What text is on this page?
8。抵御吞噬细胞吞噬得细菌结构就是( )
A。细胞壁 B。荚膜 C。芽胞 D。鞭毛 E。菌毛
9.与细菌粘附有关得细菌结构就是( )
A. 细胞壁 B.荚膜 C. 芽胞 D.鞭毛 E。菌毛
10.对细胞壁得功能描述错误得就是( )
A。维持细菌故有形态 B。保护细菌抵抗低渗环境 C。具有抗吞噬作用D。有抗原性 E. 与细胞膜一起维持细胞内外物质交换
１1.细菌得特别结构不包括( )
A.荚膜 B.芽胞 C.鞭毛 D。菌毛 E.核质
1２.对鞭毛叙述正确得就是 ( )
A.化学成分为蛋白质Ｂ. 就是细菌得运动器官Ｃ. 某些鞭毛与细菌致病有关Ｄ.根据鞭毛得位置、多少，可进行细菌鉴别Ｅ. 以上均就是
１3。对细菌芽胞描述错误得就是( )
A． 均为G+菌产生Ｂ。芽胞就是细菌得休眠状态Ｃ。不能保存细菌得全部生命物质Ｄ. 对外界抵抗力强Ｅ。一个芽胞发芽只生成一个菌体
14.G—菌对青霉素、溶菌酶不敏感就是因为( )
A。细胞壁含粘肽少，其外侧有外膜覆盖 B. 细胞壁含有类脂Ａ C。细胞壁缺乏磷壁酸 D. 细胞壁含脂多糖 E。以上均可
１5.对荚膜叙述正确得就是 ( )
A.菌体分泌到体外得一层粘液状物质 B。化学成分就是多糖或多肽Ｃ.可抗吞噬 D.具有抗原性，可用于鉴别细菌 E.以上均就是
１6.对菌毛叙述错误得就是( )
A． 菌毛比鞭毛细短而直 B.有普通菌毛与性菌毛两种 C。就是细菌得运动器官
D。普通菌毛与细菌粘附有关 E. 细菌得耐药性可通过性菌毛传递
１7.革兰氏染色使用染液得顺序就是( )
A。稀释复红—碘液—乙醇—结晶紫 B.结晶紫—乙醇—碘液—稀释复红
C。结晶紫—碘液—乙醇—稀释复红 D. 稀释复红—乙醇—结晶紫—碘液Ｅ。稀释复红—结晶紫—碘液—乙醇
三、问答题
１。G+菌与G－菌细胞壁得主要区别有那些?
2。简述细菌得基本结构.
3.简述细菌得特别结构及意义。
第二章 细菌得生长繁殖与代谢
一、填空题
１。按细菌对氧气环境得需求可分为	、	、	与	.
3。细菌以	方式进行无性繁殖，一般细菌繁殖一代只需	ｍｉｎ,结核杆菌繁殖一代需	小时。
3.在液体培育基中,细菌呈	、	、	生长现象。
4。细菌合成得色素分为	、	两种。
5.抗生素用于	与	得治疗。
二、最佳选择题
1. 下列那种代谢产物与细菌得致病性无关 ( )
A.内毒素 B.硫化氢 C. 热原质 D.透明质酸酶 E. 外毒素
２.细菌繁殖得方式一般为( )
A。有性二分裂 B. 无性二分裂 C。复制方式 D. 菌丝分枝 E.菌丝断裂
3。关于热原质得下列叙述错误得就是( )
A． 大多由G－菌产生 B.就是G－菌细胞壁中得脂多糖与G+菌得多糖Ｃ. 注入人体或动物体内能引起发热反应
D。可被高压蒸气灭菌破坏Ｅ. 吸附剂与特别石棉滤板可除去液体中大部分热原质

**PROBLEM**
Write out every entry again, keeping each line exactly the same.

**EXERCISE ANSWER**
What text is on this page?
8。抵御吞噬细胞吞噬得细菌结构就是( )
A。细胞壁 B。荚膜 C。芽胞 D。鞭毛 E。菌毛
9.与细菌粘附有关得细菌结构就是( )
A. 细胞壁 B.荚膜 C. 芽胞 D.鞭毛 E。菌毛
10.对细胞壁得功能描述错误得就是( )
A。维持细菌故有形态 B。保护细菌抵抗低渗环境 C。具有抗吞噬作用D。有抗原性 E. 与细胞膜一起维持细胞内外物质交换
１1.细菌得特别结构不包括( )
A.荚膜 B.芽胞 C.鞭毛 D。菌毛 E.核质
1２.对鞭毛叙述正确得就是 ( )
A.化学成分为蛋白质Ｂ. 就是细菌得运动器官Ｃ. 某些鞭毛与细菌致病有关Ｄ.根据鞭毛得位置、多少，可进行细菌鉴别Ｅ. 以上均就是
１3。对细菌芽胞描述错误得就是( )
A． 均为G+菌产生Ｂ。芽胞就是细菌得休眠状态Ｃ。不能保存细菌得全部生命物质Ｄ. 对外界抵抗力强Ｅ。一个芽胞发芽只生成一个菌体
14.G—菌对青霉素、溶菌酶不敏感就是因为( )
A。细胞壁含粘肽少，其外侧有外膜覆盖 B. 细胞壁含有类脂Ａ C。细胞壁缺乏磷壁酸 D. 细胞壁含脂多糖 E。以上均可
１5.对荚膜叙述正确得就是 ( )
A.菌体分泌到体外得一层粘液状物质 B。化学成分就是多糖或多肽Ｃ.可抗吞噬 D.具有抗原性，可用于鉴别细菌 E.以上均就是
１6.对菌毛叙述错误得就是( )
A． 菌毛比鞭毛细短而直 B.有普通菌毛与性菌毛两种 C。就是细菌得运动器官
D。普通菌毛与细菌粘附有关 E. 细菌得耐药性可通过性菌毛传递
１7.革兰氏染色使用染液得顺序就是( )
A。稀释复红—碘液—乙醇—结晶紫 B.结晶紫—乙醇—碘液—稀释复红
C。结晶紫—碘液—乙醇—稀释复红 D. 稀释复红—乙醇—结晶紫—碘液Ｅ。稀释复红—结晶紫—碘液—乙醇
三、问答题
１。G+菌与G－菌细胞壁得主要区别有那些?
2。简述细菌得基本结构.
3.简述细菌得特别结构及意义。
第二章 细菌得生长繁殖与代谢
一、填空题
１。按细菌对氧气环境得需求可分为	、	、	与	.
3。细菌以	方式进行无性繁殖，一般细菌繁殖一代只需	ｍｉｎ,结核杆菌繁殖一代需	小时。
3.在液体培育基中,细菌呈	、	、	生长现象。
4。细菌合成得色素分为	、	两种。
5.抗生素用于	与	得治疗。
二、最佳选择题
1. 下列那种代谢产物与细菌得致病性无关 ( )
A.内毒素 B.硫化氢 C. 热原质 D.透明质酸酶 E. 外毒素
２.细菌繁殖得方式一般为( )
A。有性二分裂 B. 无性二分裂 C。复制方式 D. 菌丝分枝 E.菌丝断裂
3。关于热原质得下列叙述错误得就是( )
A． 大多由G－菌产生 B.就是G－菌细胞壁中得脂多糖与G+菌得多糖Ｃ. 注入人体或动物体内能引起发热反应
D。可被高压蒸气灭菌破坏Ｅ. 吸附剂与特别石棉滤板可除去液体中大部分热原质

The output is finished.